Task Motivation (motivasi tugas) adalah keinginan untuk
mengerjakan sesuatu karena hal tersebut menarik, rumit,
mengasyikkan, memuaskan, atau menantang secara pribadi.
Komponen motivasional ini mengubah potensial kreativitas
menjadi ide-ide kreatif yang aktual. Hal ini menentukan
tingkat sampai mana individu sepenuhnya melibatkan
keahlian dan keterampilan kreatif mereka. Jadi, individu
yang kreatif sering kali mencintai pekerjaan mereka, sampai
di sebuah titik mereka terlihat terobsesi.

d. Hubungan Persepsi Dengan Pengambilan Keputusan


Individu
Individu akan mengambil keputusan ketika ia dihadapkan
pada dua atau lebih alternatif. Oleh karena itu, pengambilan
keputusan individu merupakan bagian penting dari perilaku
organisasi. Tetapi cara individu mengambil keputusan dan
kualitas pilihanya sangat dipengaruhi oleh persepsi mereka.
Pengambilan keputusan terjadi sebagai reaksi atas suatu
masalah yang sedang dihadapi. Yaitu perbedaan antara
situasi sekarang dengan situasi yang diinginkan, yang
mengharuskan kita untuk mempertimbangkan alternative-
alternatif tindakan yang harus dilakukan untuk mengatasi
atau menyelesaikan masalah tersebut.
Setiap keputusan membutuhan kita untuk
menginterpretasikan dan mengevaluasi informasi yang kita
terima. Pada umumnya, kita menerima data dari berbagai
sumber yang perlu kita saring, proses dan interpretasi. Data
mana yang relevan bagi keputusan dan mana yang tidak?
Persepsi kita akan menjawab pertanyaan itu. Kita juga perlu
mengembangkan alternatifalternatif dan mengevaluasi
kekeuatan dan kelemahannya. Sekali lagi, proses perceptual
kita akan mempengaruhi hasil akhir. Selama pengambilan
keputuasan, kesalahan perseptual sering kali muncul
sehingga dapat membiaskan analisis dan kesimpulan.

> Entri yang Disediakan:
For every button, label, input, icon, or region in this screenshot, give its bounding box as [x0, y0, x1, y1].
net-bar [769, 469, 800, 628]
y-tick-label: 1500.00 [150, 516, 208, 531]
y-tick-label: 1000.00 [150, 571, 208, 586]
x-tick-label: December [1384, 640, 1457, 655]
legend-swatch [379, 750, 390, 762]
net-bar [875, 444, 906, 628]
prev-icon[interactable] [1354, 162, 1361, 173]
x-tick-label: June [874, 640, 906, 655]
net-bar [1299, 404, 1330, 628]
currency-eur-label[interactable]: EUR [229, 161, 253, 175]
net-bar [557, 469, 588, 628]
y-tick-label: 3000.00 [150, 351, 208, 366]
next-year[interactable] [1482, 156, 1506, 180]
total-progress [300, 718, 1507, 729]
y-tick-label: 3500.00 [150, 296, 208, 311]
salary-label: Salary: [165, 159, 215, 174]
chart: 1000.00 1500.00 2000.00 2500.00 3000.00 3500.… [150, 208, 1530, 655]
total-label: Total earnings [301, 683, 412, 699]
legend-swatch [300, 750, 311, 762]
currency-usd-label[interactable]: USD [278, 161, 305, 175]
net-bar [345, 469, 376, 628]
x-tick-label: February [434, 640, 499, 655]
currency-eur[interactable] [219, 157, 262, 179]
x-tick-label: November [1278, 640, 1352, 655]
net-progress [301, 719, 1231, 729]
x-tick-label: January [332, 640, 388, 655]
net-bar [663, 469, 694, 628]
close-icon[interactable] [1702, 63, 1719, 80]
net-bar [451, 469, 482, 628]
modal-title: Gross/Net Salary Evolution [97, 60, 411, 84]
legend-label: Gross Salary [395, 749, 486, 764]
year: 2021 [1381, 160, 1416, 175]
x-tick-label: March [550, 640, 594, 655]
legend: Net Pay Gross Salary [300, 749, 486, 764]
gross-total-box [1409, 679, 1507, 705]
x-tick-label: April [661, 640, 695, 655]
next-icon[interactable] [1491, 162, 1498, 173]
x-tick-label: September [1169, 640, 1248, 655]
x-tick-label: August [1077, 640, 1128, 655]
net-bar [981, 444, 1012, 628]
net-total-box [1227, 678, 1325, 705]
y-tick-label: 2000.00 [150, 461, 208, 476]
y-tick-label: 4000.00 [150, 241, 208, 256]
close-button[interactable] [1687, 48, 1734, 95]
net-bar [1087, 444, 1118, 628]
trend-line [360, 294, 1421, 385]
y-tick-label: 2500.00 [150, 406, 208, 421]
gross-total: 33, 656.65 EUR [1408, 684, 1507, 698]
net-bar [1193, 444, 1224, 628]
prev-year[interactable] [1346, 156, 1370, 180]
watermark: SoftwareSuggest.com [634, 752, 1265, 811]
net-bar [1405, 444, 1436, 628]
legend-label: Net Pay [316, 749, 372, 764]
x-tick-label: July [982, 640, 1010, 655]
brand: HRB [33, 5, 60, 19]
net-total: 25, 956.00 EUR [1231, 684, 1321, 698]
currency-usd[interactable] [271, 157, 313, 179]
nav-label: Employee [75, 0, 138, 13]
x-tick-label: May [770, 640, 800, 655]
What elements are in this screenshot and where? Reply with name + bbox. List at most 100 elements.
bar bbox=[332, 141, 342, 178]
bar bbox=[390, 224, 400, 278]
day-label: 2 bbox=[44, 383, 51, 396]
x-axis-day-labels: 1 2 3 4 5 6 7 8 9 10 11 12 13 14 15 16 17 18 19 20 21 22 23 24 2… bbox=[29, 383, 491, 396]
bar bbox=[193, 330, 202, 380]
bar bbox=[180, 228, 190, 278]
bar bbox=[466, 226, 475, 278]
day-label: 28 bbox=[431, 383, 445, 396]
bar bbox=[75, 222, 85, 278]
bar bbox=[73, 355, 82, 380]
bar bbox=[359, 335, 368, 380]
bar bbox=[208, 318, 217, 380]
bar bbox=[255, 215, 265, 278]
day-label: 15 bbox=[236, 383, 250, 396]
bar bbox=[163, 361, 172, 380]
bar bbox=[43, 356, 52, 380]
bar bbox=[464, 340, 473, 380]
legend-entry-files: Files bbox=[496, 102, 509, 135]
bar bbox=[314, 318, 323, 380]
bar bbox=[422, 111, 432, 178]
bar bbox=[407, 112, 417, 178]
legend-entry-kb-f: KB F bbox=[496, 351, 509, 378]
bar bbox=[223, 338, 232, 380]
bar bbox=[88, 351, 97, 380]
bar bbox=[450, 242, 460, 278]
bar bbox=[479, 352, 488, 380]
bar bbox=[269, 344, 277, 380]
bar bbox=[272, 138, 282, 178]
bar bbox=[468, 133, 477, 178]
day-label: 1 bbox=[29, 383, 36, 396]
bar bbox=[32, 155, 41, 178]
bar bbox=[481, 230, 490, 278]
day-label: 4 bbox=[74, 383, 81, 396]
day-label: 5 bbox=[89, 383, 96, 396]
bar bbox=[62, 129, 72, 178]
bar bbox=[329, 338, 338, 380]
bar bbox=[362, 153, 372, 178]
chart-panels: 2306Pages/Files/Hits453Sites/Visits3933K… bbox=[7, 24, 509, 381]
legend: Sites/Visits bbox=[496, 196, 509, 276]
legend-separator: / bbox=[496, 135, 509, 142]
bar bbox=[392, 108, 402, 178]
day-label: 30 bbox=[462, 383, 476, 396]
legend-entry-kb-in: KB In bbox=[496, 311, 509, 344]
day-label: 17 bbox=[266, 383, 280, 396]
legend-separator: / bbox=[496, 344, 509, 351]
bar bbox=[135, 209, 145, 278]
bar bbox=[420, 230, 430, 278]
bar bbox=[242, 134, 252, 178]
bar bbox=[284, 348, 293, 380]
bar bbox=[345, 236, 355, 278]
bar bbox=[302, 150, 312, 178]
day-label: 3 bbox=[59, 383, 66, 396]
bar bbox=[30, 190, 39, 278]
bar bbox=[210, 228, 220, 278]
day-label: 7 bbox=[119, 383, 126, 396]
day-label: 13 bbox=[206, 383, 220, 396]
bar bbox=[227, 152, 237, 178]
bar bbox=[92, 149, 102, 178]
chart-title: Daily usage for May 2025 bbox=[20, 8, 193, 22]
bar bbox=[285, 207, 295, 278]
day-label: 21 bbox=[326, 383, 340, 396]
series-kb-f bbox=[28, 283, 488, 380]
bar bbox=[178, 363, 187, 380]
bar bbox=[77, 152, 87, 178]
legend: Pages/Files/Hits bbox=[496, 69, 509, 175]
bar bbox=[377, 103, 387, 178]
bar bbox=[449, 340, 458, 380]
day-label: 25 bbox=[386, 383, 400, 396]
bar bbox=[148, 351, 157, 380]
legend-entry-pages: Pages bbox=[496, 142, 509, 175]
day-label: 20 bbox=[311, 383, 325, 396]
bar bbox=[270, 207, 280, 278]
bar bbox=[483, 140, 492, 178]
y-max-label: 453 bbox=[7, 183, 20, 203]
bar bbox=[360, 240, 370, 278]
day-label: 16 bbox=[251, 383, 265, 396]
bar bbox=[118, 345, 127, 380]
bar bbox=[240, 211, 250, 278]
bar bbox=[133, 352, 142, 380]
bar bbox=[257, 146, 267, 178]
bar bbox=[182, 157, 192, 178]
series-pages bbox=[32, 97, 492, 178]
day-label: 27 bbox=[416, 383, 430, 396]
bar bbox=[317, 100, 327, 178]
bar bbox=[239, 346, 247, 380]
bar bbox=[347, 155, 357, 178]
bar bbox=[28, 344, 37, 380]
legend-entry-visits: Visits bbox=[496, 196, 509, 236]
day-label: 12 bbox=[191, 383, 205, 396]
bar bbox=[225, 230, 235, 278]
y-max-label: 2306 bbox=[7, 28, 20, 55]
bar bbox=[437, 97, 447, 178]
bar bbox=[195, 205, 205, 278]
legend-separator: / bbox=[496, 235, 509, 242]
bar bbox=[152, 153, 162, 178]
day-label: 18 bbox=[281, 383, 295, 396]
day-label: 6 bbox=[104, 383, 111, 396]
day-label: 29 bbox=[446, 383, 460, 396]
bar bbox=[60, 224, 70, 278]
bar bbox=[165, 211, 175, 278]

> Soal Latihan:
- a) Salinlah kata demi kata sebagian teks latihan, dimulai pada kata-kata yang memuat "d. Hubungan Persepsi" dan diakhiri setelah "oleh persepsi mereka.".
- b) Menurut teks latihan, kapan individu akan mengambil keputusan?
Entri yang tercantum merupakan bahan tersendiri yang terpisah dari teks latihan.

> Kunci Jawaban:
- a)
d. Hubungan Persepsi Dengan Pengambilan Keputusan


Individu
Individu akan mengambil keputusan ketika ia dihadapkan
pada dua atau lebih alternatif. Oleh karena itu, pengambilan
keputusan individu merupakan bagian penting dari perilaku
organisasi. Tetapi cara individu mengambil keputusan dan
kualitas pilihanya sangat dipengaruhi oleh persepsi mereka.

- b) Ketika ia dihadapkan pada dua atau lebih alternatif.